### WHAT THE TASK ASKS
Show only lines that include "DIRT".

### MATERIAL FOR THIS EXERCISE

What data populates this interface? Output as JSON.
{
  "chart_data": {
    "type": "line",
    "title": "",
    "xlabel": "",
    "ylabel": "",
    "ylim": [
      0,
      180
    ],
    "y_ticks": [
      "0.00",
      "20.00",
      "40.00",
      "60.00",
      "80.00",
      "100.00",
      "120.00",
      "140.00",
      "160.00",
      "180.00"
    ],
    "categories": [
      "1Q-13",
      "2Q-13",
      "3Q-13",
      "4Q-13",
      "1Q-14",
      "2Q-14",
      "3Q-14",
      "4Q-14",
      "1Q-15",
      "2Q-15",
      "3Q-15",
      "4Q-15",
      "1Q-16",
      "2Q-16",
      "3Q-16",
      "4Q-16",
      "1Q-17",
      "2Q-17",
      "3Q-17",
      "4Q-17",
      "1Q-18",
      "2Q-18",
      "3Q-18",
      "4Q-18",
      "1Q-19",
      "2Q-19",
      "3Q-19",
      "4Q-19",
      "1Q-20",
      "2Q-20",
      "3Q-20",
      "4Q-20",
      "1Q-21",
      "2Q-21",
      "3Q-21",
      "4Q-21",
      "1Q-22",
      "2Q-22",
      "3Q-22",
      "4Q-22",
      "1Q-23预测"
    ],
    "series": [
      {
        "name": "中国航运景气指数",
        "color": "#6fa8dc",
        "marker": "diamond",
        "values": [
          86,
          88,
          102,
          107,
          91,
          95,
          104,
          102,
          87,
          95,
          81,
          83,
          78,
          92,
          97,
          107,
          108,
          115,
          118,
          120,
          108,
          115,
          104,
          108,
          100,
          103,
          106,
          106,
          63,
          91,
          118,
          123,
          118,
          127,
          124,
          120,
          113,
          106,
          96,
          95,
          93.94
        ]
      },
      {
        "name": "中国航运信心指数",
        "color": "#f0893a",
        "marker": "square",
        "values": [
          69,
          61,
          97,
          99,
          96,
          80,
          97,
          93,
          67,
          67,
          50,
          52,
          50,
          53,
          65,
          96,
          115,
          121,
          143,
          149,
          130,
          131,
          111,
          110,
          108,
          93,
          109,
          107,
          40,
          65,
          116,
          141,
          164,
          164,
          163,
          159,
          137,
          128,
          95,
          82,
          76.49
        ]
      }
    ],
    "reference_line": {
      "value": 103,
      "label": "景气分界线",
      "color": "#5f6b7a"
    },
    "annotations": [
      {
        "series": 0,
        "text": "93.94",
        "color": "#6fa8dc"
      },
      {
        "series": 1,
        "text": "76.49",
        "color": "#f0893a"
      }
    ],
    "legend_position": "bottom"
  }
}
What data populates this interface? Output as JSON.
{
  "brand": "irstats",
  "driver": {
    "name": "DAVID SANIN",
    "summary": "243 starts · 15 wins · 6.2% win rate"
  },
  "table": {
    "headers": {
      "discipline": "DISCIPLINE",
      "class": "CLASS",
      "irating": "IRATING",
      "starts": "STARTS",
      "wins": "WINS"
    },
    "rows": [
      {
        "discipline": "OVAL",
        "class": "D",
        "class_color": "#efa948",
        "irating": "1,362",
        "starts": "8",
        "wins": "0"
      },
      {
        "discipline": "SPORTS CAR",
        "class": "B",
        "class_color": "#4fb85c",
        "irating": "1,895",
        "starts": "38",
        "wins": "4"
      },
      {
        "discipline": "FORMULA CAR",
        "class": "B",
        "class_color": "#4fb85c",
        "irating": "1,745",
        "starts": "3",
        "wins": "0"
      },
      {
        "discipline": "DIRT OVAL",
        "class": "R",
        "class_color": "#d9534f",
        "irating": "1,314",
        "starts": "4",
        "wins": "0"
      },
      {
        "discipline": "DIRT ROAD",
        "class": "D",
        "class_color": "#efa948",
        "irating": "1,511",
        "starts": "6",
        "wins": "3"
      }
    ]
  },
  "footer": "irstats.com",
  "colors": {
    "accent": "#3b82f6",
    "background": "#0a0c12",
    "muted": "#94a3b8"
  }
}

### RESPONSE TO THE TASK
        "discipline": "DIRT OVAL",
        "discipline": "DIRT ROAD",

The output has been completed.